Records excerpted from a collection
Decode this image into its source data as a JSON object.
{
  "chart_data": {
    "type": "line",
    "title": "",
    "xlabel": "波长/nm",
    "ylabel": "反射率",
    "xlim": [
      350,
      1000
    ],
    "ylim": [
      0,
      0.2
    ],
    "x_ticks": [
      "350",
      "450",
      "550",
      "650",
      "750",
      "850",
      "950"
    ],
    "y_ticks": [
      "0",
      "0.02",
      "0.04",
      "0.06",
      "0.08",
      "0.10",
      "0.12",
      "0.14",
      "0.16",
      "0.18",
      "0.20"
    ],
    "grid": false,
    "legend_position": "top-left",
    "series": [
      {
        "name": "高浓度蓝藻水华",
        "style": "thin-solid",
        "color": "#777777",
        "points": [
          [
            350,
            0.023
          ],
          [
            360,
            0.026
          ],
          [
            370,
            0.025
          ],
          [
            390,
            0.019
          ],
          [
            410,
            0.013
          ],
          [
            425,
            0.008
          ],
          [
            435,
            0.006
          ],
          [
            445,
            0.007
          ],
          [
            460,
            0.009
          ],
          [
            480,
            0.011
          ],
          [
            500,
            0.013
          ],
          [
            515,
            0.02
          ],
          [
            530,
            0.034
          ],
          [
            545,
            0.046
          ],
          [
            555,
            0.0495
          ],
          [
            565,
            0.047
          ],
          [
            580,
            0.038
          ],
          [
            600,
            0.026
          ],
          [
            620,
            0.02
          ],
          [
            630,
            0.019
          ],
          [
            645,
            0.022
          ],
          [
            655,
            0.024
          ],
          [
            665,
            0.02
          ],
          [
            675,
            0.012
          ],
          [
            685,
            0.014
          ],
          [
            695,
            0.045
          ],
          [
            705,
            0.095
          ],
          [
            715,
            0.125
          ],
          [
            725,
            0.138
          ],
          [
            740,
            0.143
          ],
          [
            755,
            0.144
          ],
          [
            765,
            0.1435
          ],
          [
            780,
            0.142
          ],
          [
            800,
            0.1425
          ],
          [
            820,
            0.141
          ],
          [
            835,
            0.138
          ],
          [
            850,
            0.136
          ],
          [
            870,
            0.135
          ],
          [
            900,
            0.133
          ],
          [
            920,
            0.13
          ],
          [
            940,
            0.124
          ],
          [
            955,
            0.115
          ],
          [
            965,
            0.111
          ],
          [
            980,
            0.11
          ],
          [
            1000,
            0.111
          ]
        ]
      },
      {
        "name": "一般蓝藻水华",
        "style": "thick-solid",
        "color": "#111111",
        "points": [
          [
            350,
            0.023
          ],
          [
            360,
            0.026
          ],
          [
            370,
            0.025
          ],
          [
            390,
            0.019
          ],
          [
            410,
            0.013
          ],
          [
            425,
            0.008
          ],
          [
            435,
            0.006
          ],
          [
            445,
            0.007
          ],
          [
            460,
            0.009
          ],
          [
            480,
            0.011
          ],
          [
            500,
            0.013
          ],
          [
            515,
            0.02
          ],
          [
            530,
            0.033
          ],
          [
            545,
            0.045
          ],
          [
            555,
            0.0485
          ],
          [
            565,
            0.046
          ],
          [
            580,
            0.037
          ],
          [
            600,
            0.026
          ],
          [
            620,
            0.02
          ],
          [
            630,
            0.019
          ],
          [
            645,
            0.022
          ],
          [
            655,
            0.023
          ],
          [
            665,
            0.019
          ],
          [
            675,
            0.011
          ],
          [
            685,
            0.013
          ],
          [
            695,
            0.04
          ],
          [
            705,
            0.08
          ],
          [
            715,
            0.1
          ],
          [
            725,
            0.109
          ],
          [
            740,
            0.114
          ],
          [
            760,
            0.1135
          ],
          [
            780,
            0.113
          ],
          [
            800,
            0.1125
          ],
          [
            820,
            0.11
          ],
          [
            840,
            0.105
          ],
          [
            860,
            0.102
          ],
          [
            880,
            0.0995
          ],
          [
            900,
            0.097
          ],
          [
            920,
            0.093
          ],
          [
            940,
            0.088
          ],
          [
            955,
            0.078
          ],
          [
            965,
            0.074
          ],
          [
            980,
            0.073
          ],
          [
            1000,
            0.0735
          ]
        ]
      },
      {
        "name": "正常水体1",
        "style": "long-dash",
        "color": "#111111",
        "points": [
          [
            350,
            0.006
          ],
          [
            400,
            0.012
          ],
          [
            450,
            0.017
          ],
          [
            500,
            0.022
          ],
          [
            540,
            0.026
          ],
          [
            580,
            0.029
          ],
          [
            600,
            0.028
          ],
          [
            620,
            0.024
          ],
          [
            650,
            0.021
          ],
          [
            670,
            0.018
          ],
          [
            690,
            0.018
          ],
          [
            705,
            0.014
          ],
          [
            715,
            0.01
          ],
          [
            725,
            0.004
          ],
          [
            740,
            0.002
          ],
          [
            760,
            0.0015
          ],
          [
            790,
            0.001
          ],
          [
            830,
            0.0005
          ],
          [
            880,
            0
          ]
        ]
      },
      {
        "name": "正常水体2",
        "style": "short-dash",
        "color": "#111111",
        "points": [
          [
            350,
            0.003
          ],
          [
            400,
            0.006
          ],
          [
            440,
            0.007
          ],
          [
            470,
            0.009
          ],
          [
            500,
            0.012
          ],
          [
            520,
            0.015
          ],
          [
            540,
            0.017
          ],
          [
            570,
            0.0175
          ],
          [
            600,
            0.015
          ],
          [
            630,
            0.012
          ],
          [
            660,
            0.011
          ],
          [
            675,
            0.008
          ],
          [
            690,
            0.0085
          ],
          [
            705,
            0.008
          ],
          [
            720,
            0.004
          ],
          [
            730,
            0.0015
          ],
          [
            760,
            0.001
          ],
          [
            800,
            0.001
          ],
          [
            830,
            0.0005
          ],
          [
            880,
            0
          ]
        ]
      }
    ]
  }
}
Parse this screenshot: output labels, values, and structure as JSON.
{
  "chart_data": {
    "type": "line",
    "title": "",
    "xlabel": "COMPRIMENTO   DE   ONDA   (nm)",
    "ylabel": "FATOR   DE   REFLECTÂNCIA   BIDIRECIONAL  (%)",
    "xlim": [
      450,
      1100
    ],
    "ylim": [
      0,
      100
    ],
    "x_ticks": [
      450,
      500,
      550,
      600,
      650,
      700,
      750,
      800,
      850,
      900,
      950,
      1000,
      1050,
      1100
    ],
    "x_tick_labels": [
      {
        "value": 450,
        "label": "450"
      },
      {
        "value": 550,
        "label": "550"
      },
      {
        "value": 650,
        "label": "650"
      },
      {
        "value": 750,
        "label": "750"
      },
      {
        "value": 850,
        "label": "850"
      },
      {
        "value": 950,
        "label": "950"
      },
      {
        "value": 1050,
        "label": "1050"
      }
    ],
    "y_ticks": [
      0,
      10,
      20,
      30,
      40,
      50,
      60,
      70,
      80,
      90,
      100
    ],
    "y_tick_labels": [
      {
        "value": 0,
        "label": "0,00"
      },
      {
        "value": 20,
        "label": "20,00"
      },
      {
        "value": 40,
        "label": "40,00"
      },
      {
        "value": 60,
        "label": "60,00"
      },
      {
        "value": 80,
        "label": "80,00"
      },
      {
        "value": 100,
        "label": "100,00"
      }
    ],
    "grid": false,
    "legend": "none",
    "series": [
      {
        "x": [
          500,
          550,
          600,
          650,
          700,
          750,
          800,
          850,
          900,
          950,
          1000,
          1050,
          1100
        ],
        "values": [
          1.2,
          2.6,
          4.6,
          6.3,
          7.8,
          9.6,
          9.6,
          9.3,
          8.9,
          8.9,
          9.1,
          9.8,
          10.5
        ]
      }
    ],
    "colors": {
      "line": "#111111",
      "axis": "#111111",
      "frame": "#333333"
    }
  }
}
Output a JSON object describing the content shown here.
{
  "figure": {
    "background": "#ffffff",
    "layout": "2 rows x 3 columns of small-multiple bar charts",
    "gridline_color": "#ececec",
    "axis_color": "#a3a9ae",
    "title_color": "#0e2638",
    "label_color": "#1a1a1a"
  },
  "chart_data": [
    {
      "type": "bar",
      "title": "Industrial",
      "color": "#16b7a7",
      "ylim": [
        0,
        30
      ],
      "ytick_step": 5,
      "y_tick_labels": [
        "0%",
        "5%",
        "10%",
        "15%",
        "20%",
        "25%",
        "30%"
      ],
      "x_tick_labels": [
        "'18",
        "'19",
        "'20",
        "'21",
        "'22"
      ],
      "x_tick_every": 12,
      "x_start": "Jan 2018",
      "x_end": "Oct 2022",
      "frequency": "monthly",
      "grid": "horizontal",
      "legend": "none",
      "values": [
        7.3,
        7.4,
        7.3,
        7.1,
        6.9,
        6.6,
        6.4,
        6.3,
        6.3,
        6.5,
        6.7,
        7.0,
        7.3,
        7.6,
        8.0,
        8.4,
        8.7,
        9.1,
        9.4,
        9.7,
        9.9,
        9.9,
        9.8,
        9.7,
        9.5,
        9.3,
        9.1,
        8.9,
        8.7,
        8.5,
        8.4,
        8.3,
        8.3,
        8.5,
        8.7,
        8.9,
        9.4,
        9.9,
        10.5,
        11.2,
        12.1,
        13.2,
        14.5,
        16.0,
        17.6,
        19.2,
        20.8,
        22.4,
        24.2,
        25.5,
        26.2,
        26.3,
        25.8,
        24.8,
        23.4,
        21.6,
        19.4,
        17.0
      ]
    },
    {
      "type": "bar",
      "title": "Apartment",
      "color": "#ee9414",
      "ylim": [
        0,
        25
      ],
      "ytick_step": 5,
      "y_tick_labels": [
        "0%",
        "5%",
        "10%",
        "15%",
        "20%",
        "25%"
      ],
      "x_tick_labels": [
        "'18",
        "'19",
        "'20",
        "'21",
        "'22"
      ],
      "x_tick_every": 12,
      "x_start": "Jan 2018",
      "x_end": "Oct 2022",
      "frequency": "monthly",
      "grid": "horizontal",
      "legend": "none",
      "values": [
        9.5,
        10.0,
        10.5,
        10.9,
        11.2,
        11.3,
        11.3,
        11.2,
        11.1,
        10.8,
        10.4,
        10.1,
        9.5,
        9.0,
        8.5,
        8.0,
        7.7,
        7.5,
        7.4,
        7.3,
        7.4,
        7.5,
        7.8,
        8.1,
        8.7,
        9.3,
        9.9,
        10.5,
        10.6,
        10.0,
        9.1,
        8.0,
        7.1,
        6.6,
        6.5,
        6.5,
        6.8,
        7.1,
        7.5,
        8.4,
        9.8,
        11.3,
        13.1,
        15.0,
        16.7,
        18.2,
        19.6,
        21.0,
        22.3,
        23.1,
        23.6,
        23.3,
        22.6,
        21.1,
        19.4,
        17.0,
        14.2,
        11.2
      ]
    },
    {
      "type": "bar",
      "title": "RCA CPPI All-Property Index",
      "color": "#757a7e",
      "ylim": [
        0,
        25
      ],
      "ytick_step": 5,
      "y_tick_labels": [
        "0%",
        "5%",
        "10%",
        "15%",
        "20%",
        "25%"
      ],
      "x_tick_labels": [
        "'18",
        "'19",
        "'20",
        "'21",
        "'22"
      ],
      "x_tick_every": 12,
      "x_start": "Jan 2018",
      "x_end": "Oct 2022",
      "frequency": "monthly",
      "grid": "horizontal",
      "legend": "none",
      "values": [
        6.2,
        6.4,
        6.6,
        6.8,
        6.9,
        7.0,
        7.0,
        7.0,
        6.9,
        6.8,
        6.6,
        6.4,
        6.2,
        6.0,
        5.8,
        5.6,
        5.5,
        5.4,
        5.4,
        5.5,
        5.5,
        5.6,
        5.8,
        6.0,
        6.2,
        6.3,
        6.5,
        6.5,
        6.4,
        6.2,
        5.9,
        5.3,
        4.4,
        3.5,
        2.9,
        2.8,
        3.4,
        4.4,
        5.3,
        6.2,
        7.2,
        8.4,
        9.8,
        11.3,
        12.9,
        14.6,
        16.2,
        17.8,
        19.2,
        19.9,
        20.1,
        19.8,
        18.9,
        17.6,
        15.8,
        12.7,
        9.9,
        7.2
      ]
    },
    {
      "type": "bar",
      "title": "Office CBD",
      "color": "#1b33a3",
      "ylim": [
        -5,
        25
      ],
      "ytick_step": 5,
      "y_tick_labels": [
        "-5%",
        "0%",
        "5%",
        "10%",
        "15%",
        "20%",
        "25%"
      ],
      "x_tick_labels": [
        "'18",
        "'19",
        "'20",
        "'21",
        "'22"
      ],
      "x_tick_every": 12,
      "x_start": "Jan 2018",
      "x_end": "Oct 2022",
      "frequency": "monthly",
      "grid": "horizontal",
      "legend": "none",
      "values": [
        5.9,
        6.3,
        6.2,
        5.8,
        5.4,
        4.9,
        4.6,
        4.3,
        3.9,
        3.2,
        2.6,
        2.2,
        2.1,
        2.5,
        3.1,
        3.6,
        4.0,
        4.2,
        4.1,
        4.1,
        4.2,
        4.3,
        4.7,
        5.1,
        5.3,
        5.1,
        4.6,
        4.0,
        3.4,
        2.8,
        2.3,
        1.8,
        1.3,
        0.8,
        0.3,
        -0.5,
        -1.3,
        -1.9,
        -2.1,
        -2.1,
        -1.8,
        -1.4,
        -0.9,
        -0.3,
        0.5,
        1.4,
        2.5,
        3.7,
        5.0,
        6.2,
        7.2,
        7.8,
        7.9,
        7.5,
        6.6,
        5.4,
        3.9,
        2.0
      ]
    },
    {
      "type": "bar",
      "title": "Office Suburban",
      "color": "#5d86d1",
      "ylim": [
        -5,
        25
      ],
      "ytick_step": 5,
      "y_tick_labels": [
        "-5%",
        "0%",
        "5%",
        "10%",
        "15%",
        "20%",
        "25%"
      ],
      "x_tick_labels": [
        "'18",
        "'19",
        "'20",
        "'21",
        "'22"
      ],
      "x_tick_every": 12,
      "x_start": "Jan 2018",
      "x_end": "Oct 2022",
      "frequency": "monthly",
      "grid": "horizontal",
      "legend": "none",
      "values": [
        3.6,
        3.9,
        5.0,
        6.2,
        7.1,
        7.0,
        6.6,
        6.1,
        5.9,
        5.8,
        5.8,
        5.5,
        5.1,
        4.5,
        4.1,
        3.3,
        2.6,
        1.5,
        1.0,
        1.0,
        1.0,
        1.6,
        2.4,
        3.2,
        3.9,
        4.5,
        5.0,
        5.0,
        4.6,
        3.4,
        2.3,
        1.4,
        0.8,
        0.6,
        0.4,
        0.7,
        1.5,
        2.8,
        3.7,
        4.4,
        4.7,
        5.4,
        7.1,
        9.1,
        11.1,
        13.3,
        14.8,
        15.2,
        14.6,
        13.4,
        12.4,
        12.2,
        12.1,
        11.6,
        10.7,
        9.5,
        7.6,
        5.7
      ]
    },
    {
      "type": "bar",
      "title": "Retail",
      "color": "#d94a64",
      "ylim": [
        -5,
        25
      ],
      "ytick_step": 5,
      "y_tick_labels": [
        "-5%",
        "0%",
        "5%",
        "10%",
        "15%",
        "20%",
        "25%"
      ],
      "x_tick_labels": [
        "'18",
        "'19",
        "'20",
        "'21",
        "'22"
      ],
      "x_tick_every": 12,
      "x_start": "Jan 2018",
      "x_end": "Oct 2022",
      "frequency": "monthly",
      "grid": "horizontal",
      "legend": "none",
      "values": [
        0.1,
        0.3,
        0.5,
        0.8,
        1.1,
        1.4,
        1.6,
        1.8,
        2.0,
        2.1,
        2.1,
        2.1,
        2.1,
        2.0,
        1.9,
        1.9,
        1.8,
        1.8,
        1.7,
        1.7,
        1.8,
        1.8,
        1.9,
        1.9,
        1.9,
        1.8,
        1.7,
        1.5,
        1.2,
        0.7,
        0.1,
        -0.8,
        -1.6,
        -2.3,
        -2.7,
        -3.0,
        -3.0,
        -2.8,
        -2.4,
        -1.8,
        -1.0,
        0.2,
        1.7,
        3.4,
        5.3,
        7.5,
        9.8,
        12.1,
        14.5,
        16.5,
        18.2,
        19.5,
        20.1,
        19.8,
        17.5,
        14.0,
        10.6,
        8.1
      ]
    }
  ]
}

▶ _DIRECTION_: Filter the records, keeping only lines that contain "this", and show those lines.

▶ _RESULT_:
Decode this image into its source data as a JSON object.
Parse this screenshot: output labels, values, and structure as JSON.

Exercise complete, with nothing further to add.